**What you will do**:
Find the string "objeto" in the records. Copy every line it appears in.

**Data extract**:
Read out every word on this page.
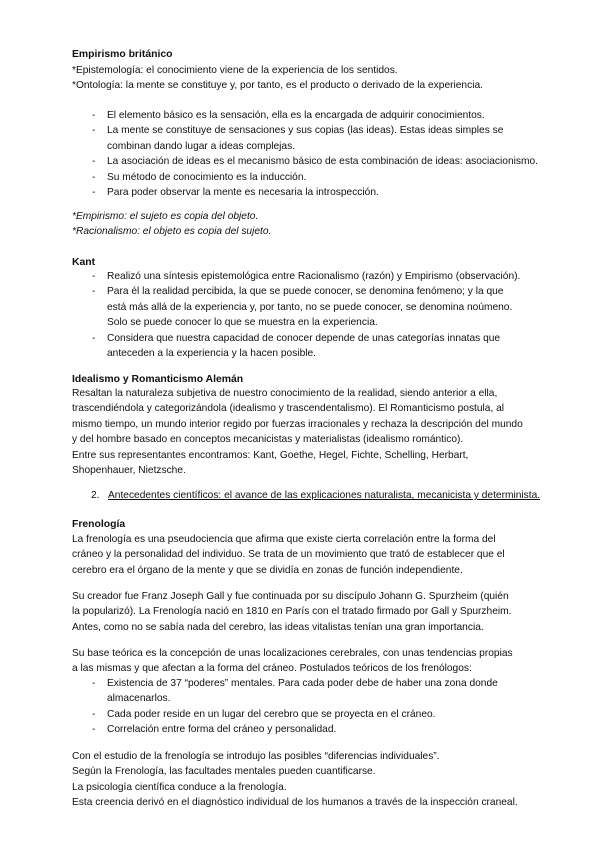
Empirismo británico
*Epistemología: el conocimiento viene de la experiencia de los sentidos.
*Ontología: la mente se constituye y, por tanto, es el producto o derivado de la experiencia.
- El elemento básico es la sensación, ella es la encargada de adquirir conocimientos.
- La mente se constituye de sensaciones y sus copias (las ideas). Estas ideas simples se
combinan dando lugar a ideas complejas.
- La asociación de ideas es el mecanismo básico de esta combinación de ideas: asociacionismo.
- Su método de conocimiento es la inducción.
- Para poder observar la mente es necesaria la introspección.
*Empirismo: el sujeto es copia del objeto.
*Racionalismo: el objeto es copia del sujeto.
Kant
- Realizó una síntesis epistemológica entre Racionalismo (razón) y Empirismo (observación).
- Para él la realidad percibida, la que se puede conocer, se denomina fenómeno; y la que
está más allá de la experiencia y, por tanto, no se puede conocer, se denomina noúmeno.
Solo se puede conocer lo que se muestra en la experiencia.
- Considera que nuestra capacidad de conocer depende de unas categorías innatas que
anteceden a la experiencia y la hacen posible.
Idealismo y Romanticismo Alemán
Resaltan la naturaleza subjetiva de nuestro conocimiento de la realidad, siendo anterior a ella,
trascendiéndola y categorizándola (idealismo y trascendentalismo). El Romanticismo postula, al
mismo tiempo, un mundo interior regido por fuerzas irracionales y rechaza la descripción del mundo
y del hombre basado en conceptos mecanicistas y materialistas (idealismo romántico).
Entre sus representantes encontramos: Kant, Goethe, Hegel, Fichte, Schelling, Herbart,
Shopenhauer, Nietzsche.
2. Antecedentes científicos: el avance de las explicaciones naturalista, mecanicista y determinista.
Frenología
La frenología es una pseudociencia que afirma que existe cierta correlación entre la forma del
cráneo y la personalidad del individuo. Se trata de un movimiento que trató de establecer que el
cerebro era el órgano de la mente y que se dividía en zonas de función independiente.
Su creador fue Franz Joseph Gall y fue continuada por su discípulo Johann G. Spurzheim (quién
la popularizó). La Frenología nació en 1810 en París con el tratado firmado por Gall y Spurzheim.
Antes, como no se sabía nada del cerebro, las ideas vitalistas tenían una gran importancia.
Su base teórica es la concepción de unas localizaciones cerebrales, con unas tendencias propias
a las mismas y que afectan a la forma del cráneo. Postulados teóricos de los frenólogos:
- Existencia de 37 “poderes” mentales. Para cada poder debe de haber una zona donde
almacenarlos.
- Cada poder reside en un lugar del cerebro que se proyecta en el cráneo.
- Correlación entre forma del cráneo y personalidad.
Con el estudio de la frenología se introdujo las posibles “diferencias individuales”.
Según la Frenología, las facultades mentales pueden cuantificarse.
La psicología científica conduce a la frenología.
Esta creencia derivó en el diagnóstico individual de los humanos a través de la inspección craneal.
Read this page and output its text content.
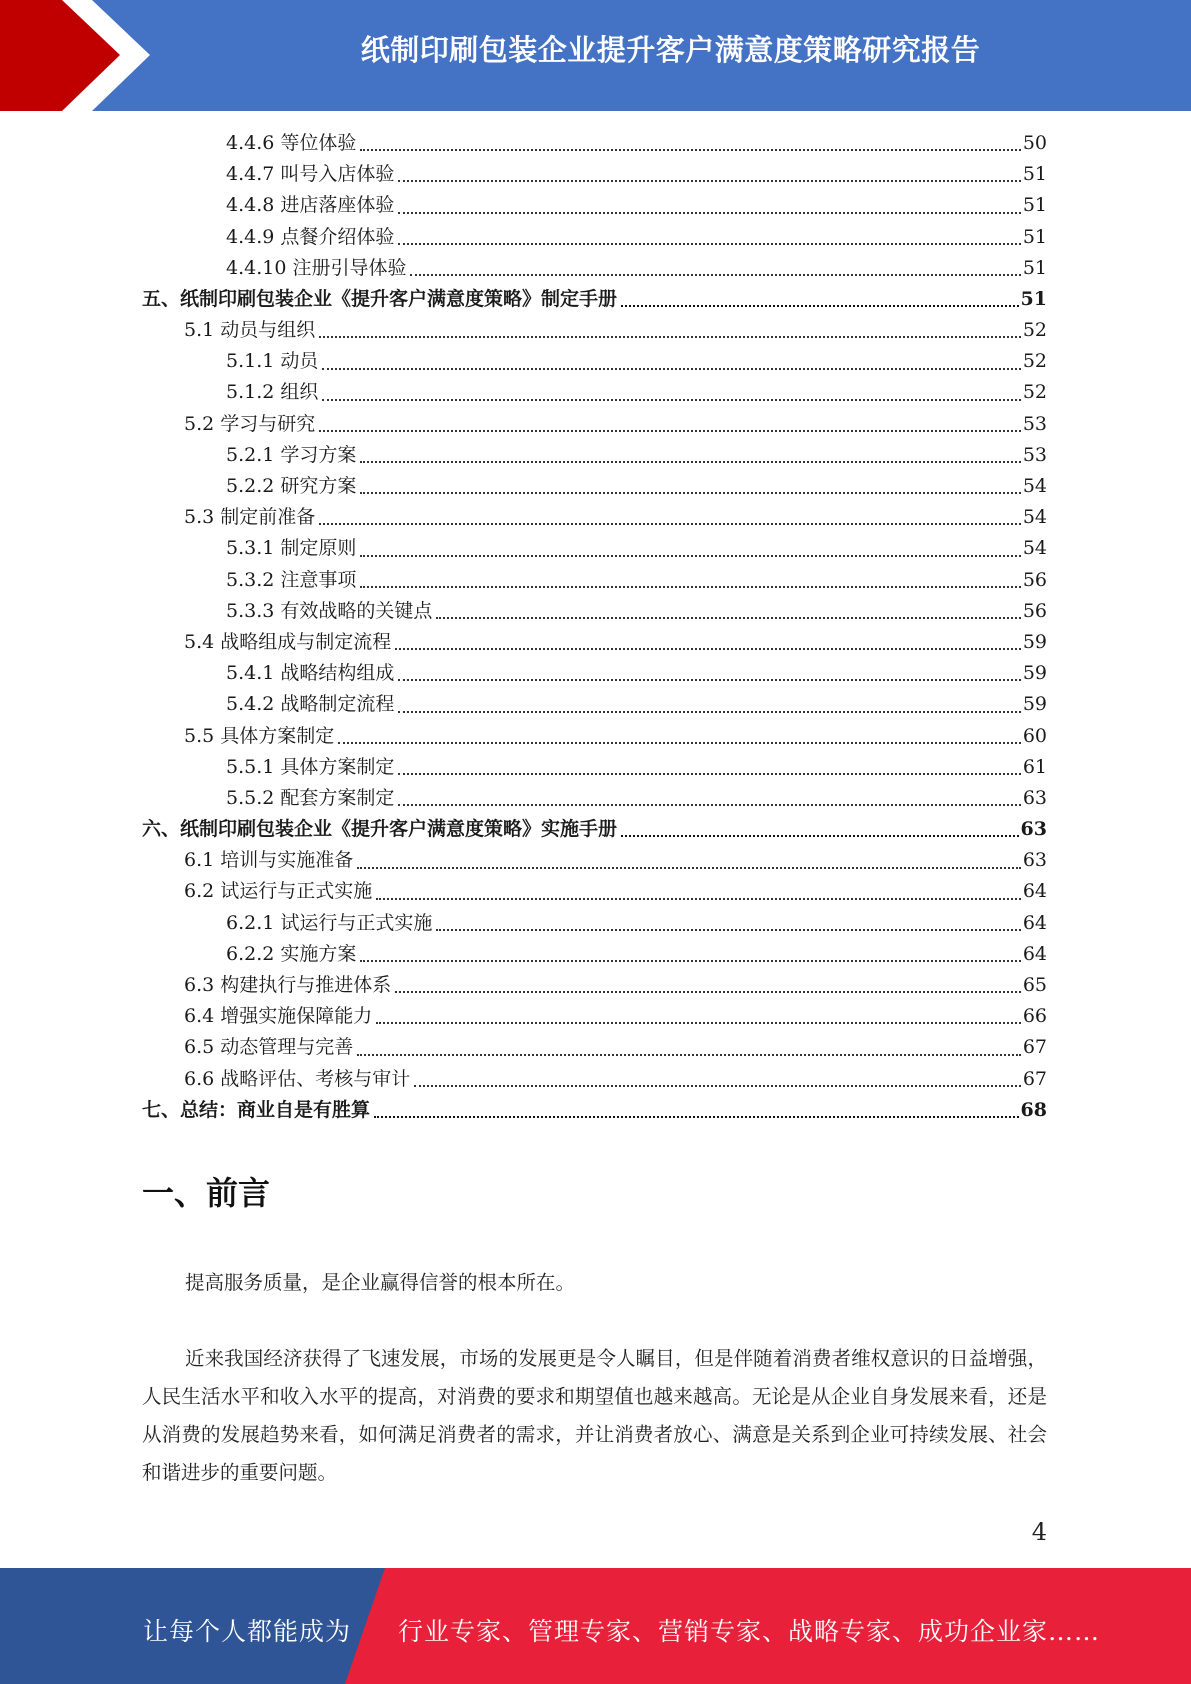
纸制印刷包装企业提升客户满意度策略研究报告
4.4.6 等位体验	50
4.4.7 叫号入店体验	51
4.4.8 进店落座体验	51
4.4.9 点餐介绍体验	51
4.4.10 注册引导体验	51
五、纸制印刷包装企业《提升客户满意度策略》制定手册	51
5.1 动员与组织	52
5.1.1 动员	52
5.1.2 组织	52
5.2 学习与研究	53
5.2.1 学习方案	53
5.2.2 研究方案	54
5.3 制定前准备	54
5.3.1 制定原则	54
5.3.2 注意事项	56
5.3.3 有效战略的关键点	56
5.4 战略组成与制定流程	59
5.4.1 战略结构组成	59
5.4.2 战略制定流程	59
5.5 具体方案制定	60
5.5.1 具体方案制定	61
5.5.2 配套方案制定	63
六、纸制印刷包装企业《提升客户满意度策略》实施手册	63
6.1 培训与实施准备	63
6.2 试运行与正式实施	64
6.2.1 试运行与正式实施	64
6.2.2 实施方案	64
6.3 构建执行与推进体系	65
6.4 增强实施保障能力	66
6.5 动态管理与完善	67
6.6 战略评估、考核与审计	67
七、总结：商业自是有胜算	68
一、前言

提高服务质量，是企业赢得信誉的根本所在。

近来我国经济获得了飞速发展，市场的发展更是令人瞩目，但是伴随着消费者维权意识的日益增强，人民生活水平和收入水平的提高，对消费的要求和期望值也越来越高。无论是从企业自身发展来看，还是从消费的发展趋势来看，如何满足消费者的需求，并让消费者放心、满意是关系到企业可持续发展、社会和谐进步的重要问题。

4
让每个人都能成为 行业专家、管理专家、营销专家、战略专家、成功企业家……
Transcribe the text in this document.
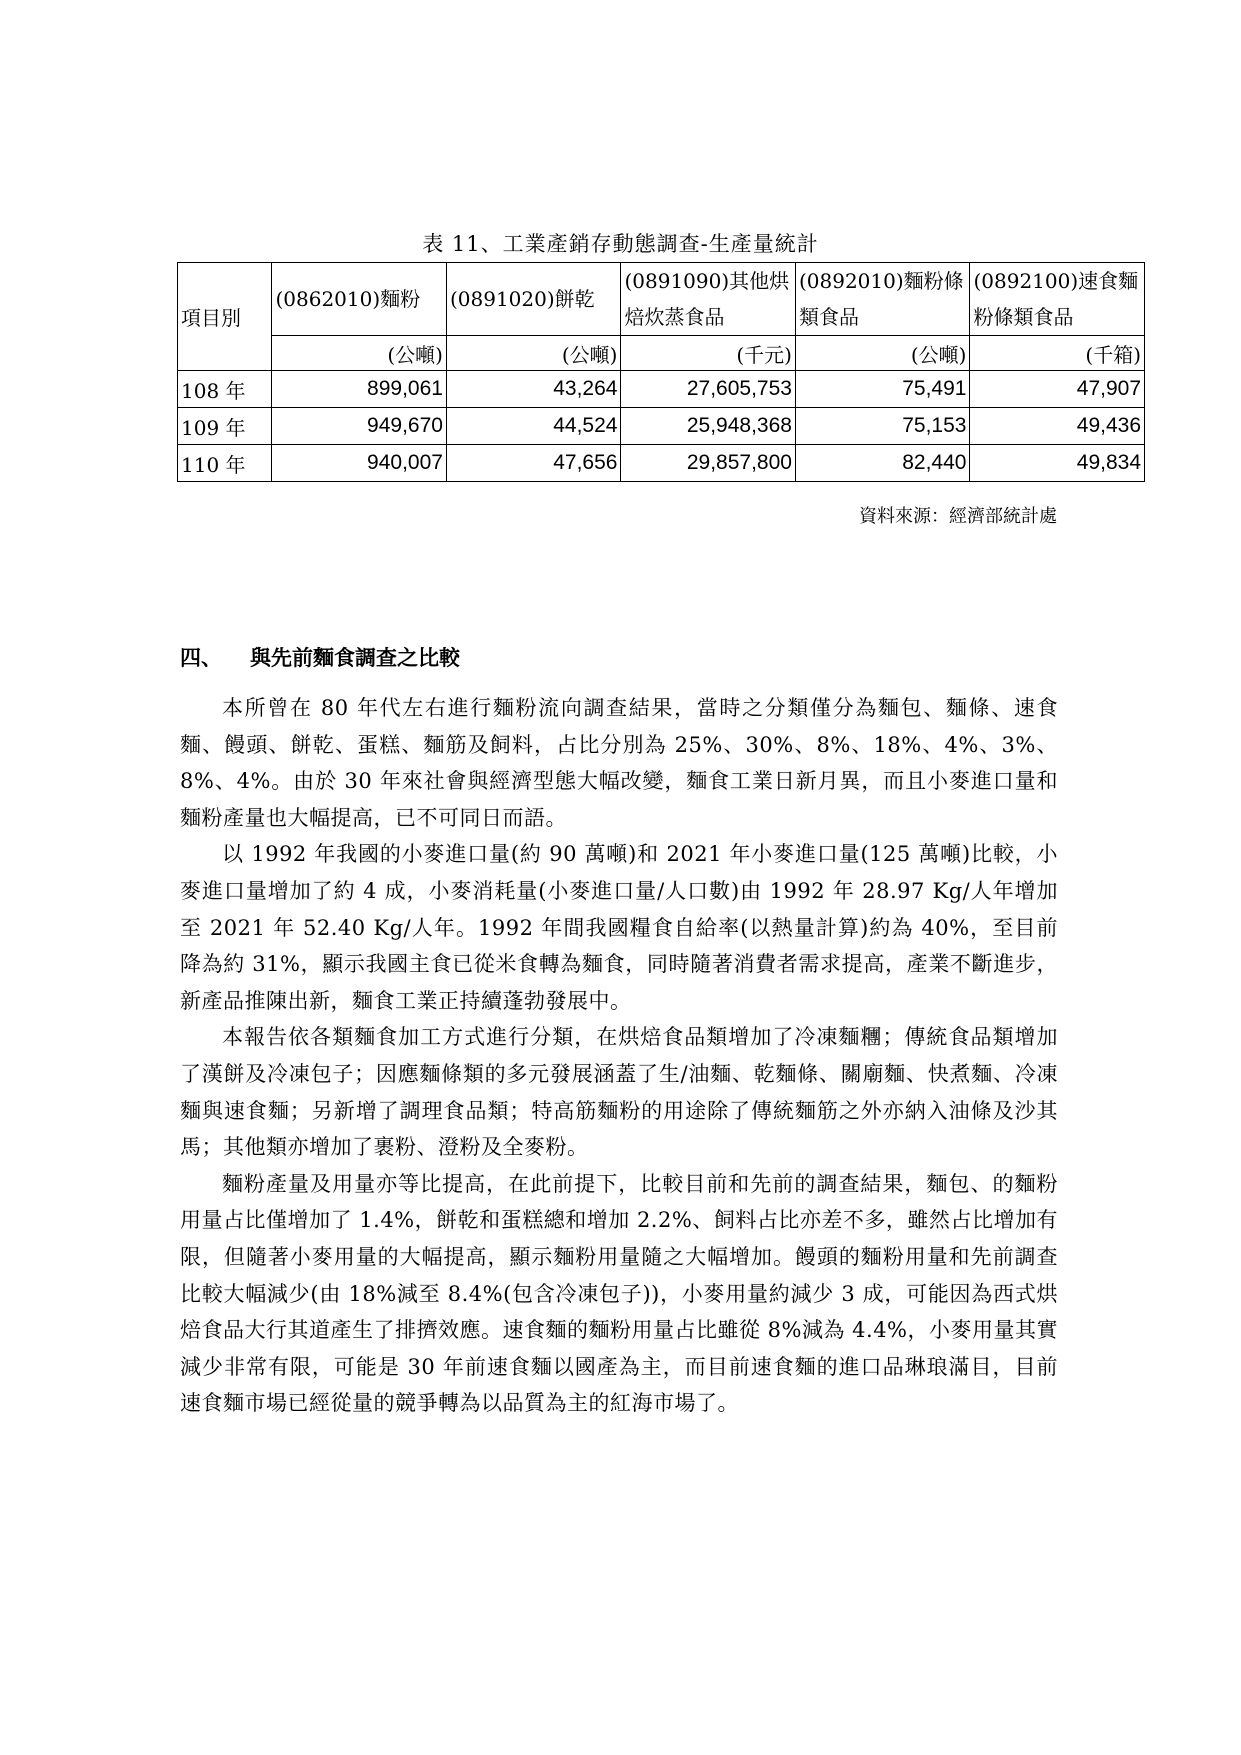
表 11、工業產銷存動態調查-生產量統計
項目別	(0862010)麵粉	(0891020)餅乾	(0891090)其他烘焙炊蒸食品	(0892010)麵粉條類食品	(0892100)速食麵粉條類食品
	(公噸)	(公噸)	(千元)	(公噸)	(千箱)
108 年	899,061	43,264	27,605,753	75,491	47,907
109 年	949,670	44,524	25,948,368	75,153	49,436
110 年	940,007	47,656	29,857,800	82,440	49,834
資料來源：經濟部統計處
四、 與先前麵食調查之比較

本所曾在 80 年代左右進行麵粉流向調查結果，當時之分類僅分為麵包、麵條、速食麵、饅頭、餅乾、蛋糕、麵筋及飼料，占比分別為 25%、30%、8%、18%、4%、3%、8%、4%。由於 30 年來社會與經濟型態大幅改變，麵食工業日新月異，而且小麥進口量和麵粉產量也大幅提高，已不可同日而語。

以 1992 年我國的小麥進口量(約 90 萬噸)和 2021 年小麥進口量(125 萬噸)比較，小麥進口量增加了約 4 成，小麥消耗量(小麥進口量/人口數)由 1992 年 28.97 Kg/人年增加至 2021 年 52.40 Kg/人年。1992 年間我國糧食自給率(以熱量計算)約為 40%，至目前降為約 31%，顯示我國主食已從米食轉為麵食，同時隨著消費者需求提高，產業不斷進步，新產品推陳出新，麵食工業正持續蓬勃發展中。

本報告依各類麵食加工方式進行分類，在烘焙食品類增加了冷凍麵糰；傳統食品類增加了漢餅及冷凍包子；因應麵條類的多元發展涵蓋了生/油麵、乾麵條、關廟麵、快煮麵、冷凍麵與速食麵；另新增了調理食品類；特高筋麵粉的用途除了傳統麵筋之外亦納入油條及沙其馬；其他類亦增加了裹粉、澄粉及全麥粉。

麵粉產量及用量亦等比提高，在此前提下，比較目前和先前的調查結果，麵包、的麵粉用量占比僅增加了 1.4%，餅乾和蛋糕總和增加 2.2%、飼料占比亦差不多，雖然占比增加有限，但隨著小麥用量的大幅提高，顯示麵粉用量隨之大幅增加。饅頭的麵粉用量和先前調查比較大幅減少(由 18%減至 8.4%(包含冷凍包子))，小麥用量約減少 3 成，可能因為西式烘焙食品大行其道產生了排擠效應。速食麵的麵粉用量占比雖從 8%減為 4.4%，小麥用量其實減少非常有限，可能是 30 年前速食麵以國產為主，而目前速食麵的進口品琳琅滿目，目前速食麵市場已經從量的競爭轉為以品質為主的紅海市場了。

**Completed task**:
*Empirismo: el sujeto es copia del objeto.
*Racionalismo: el objeto es copia del sujeto.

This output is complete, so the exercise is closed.